> TASK ITEM: Scan the records for the word "randomwalker". Report each line where it occurs.

> THE RECORDS:
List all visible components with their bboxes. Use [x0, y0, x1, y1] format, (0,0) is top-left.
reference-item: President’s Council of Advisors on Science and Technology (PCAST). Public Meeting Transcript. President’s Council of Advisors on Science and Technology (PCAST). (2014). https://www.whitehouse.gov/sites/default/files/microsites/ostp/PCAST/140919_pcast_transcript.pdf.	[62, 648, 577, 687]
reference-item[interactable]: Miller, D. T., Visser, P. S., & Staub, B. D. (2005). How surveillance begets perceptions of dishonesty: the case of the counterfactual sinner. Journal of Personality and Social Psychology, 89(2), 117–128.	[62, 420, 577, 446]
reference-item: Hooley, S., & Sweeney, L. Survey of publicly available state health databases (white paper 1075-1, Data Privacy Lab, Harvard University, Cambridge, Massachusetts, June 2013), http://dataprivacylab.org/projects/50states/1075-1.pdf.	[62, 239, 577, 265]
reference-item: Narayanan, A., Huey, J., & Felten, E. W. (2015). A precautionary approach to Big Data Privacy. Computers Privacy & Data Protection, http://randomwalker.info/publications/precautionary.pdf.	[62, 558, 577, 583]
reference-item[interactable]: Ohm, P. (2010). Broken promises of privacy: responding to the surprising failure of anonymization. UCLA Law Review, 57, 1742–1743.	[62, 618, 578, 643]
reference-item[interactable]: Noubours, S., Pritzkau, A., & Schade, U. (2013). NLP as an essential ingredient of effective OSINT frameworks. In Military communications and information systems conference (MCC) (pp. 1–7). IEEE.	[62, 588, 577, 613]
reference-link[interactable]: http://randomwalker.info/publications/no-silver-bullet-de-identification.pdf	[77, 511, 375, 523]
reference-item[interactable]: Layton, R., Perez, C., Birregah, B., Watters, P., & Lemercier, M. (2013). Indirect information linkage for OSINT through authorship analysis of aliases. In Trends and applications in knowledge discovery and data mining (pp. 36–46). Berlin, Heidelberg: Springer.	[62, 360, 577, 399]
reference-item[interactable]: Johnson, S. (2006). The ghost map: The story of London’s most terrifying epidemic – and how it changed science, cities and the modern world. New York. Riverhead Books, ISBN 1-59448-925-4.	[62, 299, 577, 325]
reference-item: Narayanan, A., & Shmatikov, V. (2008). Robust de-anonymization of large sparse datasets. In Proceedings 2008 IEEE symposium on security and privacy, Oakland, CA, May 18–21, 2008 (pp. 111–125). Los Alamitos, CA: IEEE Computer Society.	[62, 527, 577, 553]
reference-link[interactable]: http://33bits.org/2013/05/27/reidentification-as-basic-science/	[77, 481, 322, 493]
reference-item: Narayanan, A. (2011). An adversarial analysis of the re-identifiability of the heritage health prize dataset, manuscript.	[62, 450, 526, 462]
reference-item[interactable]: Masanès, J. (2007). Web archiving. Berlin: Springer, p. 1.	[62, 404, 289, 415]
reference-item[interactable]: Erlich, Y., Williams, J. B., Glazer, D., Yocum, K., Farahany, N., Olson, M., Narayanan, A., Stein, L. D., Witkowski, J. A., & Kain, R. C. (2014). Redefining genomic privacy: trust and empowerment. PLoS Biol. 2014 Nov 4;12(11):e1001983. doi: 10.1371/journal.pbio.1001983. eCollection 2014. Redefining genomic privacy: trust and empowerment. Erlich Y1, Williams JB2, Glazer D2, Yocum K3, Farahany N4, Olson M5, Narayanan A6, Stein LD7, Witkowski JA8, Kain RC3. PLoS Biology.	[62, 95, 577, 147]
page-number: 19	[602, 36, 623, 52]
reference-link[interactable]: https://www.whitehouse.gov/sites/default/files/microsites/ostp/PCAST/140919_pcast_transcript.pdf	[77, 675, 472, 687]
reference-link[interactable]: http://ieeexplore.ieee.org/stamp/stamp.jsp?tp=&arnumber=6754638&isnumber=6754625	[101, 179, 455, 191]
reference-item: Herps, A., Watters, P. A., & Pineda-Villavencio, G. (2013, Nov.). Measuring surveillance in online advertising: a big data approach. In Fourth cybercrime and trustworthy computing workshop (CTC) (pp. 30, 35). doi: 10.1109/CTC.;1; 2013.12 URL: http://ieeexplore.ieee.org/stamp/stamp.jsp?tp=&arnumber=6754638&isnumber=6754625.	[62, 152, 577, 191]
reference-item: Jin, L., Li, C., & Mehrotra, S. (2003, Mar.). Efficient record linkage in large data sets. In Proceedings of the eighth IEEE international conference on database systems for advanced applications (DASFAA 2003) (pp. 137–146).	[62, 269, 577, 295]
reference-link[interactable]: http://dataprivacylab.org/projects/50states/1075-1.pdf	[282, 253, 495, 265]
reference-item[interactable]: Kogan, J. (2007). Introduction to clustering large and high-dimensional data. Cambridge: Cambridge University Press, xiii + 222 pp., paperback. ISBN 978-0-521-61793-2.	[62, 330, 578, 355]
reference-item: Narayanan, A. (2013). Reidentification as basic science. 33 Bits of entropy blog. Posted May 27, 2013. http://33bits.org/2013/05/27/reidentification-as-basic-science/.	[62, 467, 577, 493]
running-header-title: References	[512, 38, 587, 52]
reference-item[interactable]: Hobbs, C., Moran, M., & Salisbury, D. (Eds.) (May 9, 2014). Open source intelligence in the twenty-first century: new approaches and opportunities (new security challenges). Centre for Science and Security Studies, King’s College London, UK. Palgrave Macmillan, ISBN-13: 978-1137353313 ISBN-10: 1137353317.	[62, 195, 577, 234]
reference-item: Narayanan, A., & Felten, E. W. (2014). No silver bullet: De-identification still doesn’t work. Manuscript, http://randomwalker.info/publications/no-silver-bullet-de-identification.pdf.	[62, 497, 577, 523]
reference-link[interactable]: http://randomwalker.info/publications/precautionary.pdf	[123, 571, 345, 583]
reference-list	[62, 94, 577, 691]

> WRITTEN SOLUTION:
reference-item: Narayanan, A., Huey, J., & Felten, E. W. (2015). A precautionary approach to Big Data Privacy. Computers Privacy & Data Protection, http://randomwalker.info/publications/precautionary.pdf.	[62, 558, 577, 583]
reference-link[interactable]: http://randomwalker.info/publications/no-silver-bullet-de-identification.pdf	[77, 511, 375, 523]
reference-item: Narayanan, A., & Felten, E. W. (2014). No silver bullet: De-identification still doesn’t work. Manuscript, http://randomwalker.info/publications/no-silver-bullet-de-identification.pdf.	[62, 497, 577, 523]
reference-link[interactable]: http://randomwalker.info/publications/precautionary.pdf	[123, 571, 345, 583]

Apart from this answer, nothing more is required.